DATA >>

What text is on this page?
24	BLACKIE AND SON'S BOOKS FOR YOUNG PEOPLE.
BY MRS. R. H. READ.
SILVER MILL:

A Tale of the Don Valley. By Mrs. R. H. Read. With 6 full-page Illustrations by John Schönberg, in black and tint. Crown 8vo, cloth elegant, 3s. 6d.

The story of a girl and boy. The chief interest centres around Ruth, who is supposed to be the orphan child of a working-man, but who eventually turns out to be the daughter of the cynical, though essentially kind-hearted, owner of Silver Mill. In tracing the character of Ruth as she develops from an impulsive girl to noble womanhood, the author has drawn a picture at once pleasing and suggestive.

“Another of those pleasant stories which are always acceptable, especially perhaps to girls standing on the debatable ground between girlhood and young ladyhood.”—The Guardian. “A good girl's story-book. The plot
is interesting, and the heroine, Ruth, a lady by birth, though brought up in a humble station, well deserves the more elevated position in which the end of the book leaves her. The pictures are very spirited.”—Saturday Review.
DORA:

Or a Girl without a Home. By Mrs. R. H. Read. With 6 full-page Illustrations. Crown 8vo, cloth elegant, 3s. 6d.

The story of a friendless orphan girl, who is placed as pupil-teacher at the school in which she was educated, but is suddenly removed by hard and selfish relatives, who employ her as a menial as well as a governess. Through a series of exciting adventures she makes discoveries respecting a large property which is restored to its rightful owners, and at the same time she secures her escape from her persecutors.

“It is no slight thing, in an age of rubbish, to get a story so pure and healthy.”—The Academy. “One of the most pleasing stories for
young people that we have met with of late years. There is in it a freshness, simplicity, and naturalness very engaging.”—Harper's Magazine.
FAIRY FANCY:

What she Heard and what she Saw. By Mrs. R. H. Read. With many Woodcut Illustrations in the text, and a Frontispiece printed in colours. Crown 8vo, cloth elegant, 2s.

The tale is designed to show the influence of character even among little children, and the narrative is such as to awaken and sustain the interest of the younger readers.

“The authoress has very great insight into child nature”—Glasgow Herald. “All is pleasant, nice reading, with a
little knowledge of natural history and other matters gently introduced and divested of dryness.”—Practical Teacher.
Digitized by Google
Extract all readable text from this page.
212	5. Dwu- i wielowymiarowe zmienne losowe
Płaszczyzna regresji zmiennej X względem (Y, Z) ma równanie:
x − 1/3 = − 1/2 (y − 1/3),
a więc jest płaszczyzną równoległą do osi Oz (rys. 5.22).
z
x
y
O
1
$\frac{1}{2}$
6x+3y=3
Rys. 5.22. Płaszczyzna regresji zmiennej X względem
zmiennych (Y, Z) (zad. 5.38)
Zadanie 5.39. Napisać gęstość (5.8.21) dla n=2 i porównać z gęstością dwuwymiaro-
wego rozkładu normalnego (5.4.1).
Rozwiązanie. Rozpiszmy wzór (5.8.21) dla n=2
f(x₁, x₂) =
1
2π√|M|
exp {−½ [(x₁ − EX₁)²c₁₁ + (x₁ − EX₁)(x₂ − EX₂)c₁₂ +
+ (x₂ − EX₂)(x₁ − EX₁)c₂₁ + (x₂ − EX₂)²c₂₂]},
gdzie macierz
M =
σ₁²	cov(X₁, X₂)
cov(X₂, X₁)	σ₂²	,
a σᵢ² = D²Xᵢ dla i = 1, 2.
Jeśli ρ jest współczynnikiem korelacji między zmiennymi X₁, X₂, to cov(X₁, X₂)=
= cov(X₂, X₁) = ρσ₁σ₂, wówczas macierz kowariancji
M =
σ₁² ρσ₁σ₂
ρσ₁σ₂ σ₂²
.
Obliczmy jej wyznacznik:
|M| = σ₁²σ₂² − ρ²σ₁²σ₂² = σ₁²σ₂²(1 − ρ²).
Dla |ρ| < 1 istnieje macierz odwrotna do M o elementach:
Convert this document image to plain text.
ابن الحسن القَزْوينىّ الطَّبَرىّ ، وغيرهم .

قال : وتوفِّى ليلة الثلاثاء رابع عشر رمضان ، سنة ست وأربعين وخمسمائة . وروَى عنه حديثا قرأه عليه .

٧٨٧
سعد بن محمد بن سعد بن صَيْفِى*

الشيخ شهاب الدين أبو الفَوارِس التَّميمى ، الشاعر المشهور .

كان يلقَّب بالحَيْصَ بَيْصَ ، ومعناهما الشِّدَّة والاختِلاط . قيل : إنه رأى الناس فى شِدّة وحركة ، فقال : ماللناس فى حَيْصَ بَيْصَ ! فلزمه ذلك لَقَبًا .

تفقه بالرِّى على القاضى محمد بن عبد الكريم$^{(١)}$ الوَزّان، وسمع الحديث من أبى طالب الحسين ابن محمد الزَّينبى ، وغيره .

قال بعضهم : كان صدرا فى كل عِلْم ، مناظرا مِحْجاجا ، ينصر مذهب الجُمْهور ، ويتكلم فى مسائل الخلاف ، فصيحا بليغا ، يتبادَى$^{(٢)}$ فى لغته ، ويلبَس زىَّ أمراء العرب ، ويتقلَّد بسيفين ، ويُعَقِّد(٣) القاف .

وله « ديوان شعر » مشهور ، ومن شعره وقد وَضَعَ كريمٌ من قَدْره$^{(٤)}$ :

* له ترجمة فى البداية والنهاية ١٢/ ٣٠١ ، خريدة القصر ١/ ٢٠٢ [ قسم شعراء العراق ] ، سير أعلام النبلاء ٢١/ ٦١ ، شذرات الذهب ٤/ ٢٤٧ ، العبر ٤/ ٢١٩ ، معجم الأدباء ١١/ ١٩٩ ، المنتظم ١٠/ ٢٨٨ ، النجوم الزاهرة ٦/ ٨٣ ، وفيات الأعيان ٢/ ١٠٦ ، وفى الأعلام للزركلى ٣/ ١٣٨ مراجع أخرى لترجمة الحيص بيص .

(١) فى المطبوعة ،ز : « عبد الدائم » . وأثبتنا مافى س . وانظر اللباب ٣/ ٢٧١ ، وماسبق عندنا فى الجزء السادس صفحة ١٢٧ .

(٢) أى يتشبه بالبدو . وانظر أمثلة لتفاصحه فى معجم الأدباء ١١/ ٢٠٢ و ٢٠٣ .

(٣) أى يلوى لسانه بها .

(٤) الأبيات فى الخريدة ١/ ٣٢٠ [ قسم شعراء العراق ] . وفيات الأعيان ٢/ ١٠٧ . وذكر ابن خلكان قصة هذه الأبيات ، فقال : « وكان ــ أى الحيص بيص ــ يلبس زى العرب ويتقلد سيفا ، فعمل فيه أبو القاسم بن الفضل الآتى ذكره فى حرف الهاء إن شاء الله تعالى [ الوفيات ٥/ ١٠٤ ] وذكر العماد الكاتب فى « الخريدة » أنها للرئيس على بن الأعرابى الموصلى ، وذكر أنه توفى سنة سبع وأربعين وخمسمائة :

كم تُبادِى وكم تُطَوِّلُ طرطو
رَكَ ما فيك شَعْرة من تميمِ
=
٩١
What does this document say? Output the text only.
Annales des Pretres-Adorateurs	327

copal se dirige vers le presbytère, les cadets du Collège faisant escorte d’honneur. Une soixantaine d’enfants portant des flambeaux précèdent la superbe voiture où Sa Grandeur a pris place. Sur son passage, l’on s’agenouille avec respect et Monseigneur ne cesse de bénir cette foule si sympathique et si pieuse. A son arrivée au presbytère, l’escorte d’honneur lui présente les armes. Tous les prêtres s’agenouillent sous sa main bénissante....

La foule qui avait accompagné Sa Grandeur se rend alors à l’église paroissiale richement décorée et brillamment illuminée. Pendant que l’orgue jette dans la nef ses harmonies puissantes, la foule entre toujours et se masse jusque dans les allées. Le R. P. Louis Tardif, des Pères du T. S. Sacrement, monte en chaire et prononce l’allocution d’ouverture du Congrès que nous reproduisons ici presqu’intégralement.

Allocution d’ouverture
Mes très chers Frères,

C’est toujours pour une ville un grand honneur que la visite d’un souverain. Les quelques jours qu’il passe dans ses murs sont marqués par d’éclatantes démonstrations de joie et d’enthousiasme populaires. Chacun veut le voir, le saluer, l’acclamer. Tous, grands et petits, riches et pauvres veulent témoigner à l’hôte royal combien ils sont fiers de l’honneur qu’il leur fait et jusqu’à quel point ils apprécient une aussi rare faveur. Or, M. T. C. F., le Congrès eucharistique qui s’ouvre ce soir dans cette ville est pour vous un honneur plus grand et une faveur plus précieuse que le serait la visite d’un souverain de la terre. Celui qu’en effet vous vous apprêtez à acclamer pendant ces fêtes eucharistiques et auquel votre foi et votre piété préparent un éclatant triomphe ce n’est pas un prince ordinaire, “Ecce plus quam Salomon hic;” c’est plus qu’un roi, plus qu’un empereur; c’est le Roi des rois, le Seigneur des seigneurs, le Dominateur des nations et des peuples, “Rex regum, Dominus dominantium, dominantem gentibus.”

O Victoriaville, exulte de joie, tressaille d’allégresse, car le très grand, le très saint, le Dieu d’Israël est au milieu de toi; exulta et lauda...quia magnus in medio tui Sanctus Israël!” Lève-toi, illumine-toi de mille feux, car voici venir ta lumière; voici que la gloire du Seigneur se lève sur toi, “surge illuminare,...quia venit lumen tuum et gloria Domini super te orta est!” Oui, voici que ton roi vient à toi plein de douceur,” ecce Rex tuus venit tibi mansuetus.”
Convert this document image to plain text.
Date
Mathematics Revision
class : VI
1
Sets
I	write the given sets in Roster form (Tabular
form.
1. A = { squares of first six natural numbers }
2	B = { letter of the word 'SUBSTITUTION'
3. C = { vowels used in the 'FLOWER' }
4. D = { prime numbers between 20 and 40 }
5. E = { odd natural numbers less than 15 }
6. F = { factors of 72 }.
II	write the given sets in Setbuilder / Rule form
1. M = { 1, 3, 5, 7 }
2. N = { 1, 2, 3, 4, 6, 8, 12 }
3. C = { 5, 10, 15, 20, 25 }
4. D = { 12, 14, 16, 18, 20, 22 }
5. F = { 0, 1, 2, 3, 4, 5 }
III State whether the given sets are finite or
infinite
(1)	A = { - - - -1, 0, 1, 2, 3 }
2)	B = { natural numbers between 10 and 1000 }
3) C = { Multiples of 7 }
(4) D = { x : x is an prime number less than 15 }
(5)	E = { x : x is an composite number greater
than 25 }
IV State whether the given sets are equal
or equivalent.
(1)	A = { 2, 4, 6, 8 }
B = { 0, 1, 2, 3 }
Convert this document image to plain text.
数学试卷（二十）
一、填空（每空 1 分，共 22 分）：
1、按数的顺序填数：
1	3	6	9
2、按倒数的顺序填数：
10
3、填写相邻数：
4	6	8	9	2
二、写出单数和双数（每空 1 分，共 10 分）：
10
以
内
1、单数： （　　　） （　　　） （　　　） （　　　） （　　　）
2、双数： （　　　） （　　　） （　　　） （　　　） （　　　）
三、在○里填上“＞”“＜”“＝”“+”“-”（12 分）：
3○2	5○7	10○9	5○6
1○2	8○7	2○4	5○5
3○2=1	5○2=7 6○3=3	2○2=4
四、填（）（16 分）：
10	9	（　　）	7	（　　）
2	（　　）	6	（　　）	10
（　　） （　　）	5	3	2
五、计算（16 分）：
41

STATED TASK >> Answer with one number only: how many lines above contain the word "regresji".

TASK RESULT >> 2